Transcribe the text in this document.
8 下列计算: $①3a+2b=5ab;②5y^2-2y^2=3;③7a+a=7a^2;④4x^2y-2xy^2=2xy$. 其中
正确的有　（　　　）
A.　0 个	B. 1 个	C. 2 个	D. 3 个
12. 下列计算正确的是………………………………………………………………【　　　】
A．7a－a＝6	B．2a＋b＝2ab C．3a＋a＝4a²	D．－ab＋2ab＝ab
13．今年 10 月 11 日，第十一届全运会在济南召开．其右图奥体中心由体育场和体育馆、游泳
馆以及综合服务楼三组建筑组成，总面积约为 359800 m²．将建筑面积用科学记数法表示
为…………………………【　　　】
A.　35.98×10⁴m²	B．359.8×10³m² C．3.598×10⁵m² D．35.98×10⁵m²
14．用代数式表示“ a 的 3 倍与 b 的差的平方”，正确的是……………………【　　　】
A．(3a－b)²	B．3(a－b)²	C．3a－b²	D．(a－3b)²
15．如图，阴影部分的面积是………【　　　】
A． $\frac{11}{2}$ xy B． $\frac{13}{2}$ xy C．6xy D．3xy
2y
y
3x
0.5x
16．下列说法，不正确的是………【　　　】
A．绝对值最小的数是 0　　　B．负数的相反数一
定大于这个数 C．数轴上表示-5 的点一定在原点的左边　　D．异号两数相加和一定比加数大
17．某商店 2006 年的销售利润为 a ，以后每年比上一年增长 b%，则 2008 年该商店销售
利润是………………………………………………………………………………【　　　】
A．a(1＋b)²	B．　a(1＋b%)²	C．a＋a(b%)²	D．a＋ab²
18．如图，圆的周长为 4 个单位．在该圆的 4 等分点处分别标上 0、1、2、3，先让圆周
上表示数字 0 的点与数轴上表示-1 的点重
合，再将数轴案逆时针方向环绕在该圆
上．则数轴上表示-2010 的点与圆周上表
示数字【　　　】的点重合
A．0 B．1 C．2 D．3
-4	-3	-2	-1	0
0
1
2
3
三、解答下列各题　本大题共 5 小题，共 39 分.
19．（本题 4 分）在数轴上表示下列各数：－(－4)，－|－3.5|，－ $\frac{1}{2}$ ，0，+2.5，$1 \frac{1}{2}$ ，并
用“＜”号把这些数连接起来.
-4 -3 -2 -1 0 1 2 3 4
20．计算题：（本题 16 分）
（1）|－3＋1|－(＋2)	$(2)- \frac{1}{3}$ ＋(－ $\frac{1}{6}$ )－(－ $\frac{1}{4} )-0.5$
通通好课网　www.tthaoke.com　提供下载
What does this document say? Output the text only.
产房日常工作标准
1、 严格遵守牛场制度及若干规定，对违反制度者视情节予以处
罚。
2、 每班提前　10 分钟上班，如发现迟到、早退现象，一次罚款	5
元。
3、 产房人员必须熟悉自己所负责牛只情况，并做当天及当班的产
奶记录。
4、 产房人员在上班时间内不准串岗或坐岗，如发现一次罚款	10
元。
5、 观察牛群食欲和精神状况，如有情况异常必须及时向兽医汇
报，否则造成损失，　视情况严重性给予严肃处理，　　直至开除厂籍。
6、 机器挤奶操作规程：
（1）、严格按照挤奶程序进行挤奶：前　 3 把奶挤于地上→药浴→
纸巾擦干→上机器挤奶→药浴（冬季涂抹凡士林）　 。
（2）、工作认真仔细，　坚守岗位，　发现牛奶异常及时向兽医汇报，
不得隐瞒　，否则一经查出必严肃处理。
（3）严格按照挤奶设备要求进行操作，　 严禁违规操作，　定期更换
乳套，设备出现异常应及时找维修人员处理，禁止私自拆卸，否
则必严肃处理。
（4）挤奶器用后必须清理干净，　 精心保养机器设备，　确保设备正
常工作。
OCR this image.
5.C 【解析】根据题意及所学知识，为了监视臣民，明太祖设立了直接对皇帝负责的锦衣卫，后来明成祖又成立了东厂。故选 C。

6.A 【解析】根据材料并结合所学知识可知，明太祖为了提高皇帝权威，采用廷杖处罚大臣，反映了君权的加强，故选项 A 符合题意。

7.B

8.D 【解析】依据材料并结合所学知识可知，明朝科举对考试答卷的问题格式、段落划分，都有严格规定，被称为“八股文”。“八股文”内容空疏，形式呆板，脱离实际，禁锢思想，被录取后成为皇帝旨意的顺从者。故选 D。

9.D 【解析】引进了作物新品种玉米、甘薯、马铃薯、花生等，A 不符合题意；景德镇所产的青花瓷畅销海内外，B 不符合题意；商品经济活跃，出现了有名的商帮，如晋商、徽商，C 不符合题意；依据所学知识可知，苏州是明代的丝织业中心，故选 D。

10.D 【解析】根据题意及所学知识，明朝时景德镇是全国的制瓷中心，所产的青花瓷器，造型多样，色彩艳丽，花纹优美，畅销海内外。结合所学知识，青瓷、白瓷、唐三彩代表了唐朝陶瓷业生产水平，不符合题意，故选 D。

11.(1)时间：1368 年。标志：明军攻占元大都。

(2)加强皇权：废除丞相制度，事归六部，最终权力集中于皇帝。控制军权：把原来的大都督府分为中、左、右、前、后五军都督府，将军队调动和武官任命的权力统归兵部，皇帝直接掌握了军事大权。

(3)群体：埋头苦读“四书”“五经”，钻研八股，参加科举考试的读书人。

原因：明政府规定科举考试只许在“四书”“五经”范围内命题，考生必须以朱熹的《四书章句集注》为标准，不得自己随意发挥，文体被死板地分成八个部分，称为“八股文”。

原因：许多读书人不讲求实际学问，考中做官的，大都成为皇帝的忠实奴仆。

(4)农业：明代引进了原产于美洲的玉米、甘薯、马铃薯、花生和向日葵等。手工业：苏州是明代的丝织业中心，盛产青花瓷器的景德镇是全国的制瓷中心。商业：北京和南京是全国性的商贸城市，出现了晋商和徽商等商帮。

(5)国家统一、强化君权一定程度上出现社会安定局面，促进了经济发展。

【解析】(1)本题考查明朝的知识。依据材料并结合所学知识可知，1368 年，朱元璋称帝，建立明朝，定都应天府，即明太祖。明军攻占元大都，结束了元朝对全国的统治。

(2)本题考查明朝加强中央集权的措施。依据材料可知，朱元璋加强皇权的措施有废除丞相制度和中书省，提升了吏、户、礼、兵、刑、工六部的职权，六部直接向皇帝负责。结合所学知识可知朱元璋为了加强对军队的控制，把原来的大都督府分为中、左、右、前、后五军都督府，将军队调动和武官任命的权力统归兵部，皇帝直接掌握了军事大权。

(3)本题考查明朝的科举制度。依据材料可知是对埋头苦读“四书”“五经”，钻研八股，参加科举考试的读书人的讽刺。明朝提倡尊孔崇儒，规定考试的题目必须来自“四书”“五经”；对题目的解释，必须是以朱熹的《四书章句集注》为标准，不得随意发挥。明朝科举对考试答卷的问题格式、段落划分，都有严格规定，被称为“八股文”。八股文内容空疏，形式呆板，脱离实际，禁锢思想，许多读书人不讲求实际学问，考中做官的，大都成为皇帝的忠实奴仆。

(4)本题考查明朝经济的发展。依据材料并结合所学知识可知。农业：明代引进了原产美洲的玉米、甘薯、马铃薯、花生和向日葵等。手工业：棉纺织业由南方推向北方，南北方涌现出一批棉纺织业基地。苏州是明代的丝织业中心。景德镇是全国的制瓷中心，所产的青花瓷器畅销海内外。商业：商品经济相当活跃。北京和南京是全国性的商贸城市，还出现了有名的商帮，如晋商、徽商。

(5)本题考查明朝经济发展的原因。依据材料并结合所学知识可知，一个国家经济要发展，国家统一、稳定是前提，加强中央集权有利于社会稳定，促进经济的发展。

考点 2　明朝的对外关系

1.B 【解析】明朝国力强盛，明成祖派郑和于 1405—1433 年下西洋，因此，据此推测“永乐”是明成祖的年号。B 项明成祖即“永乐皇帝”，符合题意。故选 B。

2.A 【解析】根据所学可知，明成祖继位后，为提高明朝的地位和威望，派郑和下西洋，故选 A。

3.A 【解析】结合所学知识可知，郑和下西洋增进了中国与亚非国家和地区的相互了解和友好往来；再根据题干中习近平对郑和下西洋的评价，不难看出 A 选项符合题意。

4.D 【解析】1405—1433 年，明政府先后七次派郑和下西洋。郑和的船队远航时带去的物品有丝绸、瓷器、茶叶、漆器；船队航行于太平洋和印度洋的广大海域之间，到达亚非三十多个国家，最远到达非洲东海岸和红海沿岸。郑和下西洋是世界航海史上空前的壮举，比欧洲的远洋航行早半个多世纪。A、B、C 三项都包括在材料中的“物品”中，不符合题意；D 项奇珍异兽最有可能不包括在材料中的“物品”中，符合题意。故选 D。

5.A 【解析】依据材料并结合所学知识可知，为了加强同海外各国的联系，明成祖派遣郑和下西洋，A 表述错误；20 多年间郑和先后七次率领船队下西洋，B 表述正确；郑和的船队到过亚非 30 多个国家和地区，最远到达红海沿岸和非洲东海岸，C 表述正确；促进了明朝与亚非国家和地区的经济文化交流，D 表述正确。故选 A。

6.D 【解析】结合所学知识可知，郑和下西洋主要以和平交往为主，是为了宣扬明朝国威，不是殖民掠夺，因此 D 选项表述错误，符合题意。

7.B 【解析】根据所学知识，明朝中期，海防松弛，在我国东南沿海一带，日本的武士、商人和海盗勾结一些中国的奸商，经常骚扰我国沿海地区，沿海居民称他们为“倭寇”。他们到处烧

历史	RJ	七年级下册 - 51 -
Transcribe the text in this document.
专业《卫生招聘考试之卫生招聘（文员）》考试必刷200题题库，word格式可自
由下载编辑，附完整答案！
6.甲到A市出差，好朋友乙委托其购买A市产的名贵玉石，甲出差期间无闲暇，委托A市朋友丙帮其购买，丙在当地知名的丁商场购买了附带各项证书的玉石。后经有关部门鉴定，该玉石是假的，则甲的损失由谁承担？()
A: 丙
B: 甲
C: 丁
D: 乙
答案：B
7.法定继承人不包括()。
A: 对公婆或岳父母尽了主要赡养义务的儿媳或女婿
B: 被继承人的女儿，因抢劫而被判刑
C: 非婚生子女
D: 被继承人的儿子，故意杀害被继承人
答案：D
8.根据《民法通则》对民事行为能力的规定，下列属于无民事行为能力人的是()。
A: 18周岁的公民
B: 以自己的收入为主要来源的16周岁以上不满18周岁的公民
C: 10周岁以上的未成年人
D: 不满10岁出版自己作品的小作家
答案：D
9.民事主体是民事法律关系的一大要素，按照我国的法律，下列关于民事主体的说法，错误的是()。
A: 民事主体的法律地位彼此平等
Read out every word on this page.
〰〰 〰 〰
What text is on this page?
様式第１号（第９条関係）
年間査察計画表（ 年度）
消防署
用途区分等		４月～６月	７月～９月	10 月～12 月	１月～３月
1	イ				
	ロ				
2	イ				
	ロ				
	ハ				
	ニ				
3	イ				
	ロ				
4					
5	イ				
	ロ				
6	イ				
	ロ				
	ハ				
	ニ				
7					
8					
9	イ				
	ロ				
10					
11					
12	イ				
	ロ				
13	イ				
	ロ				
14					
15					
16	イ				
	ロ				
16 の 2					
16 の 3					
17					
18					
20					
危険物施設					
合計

## The problem:
Pick out each line containing the string "许多读书人不讲求实际学问" and copy it.

## Solved problem:
原因：许多读书人不讲求实际学问，考中做官的，大都成为皇帝的忠实奴仆。
(3)本题考查明朝的科举制度。依据材料可知是对埋头苦读“四书”“五经”，钻研八股，参加科举考试的读书人的讽刺。明朝提倡尊孔崇儒，规定考试的题目必须来自“四书”“五经”；对题目的解释，必须是以朱熹的《四书章句集注》为标准，不得随意发挥。明朝科举对考试答卷的问题格式、段落划分，都有严格规定，被称为“八股文”。八股文内容空疏，形式呆板，脱离实际，禁锢思想，许多读书人不讲求实际学问，考中做官的，大都成为皇帝的忠实奴仆。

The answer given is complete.